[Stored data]
+++

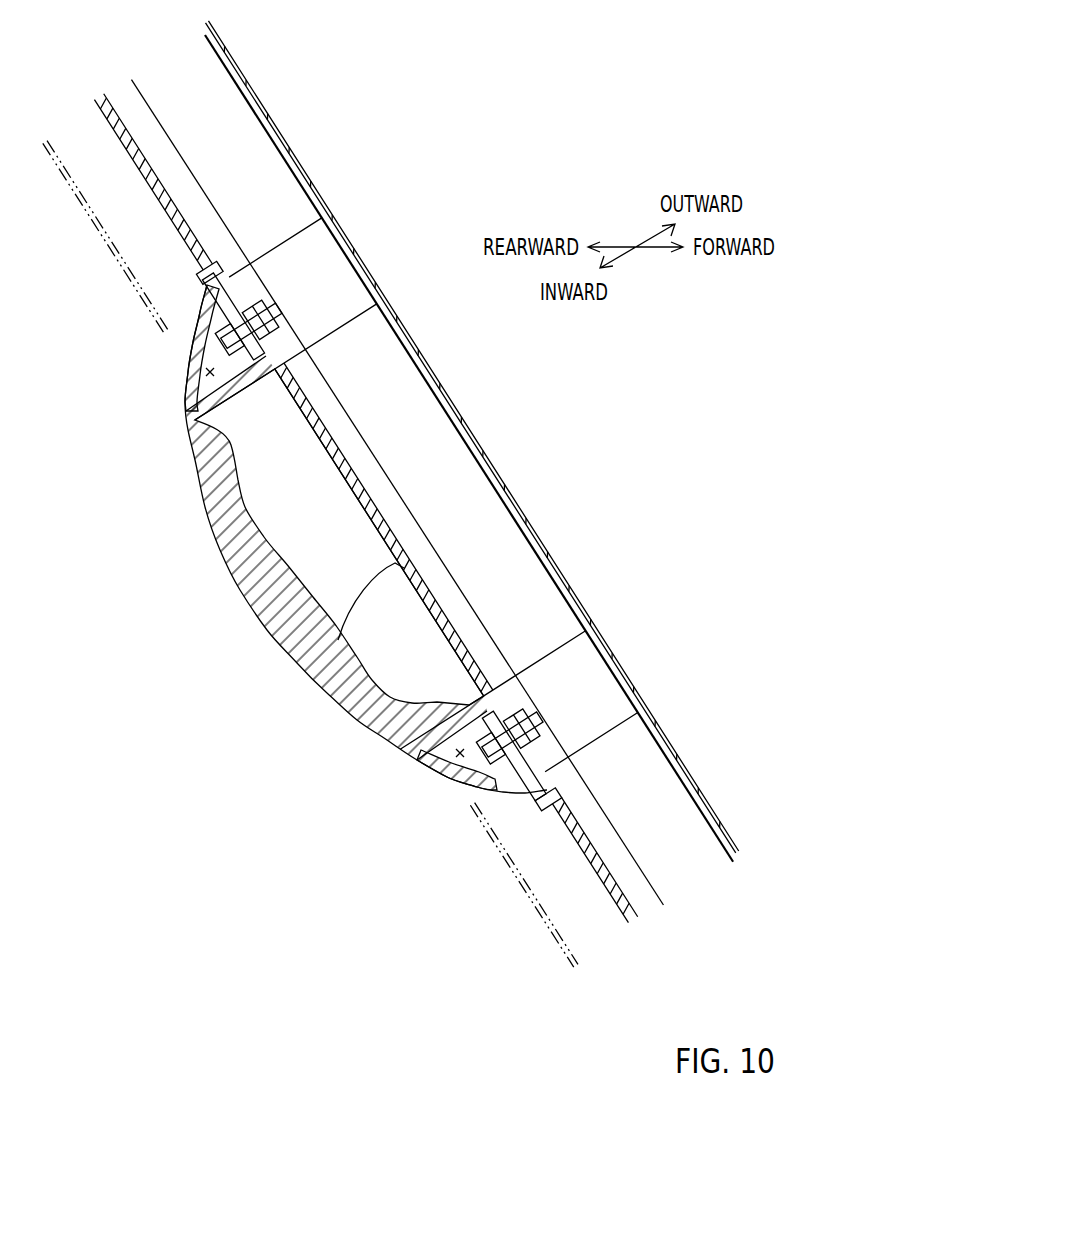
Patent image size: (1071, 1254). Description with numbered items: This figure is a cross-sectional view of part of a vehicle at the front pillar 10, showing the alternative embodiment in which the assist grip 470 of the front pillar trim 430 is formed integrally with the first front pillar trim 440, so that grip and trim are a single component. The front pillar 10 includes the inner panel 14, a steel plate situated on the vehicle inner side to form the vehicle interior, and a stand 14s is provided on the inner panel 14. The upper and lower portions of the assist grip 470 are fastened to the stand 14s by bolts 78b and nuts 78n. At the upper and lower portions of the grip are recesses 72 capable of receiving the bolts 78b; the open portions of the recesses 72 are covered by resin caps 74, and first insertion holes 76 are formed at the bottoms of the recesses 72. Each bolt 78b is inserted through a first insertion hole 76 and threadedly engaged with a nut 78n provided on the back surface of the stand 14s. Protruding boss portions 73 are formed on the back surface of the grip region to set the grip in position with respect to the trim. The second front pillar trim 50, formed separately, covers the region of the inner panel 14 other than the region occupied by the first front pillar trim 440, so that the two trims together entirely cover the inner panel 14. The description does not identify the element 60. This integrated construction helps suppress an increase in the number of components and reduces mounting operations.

The front pillar 10 is at (471, 450).
The inner panel 14 is at (698, 797).
The stand 14s is at (470, 478).
The rail inner member 60 is at (375, 505).
The front pillar trim 430 is at (314, 554).
The first front pillar trim 440 is at (365, 539).
The assist grip 470 is at (255, 587).
The second front pillar trim 50 is at (585, 882).
The boss portion 73 is at (257, 306).
The nut 78n is at (300, 335).
The bolt 78b is at (230, 327).
The recess 72 is at (208, 373).
The resin cap 74 is at (187, 378).
The first insertion hole 76 is at (191, 348).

+++

Copy the lines of this listing word for word, leaving out the pictures.

▶ SOLUTION TO THIS PROBLEM
Patent image size: (1071, 1254). Description with numbered items: This figure is a cross-sectional view of part of a vehicle at the front pillar 10, showing the alternative embodiment in which the assist grip 470 of the front pillar trim 430 is formed integrally with the first front pillar trim 440, so that grip and trim are a single component. The front pillar 10 includes the inner panel 14, a steel plate situated on the vehicle inner side to form the vehicle interior, and a stand 14s is provided on the inner panel 14. The upper and lower portions of the assist grip 470 are fastened to the stand 14s by bolts 78b and nuts 78n. At the upper and lower portions of the grip are recesses 72 capable of receiving the bolts 78b; the open portions of the recesses 72 are covered by resin caps 74, and first insertion holes 76 are formed at the bottoms of the recesses 72. Each bolt 78b is inserted through a first insertion hole 76 and threadedly engaged with a nut 78n provided on the back surface of the stand 14s. Protruding boss portions 73 are formed on the back surface of the grip region to set the grip in position with respect to the trim. The second front pillar trim 50, formed separately, covers the region of the inner panel 14 other than the region occupied by the first front pillar trim 440, so that the two trims together entirely cover the inner panel 14. The description does not identify the element 60. This integrated construction helps suppress an increase in the number of components and reduces mounting operations.

The front pillar 10 is at (471, 450).
The inner panel 14 is at (698, 797).
The stand 14s is at (470, 478).
The rail inner member 60 is at (375, 505).
The front pillar trim 430 is at (314, 554).
The first front pillar trim 440 is at (365, 539).
The assist grip 470 is at (255, 587).
The second front pillar trim 50 is at (585, 882).
The boss portion 73 is at (257, 306).
The nut 78n is at (300, 335).
The bolt 78b is at (230, 327).
The recess 72 is at (208, 373).
The resin cap 74 is at (187, 378).
The first insertion hole 76 is at (191, 348).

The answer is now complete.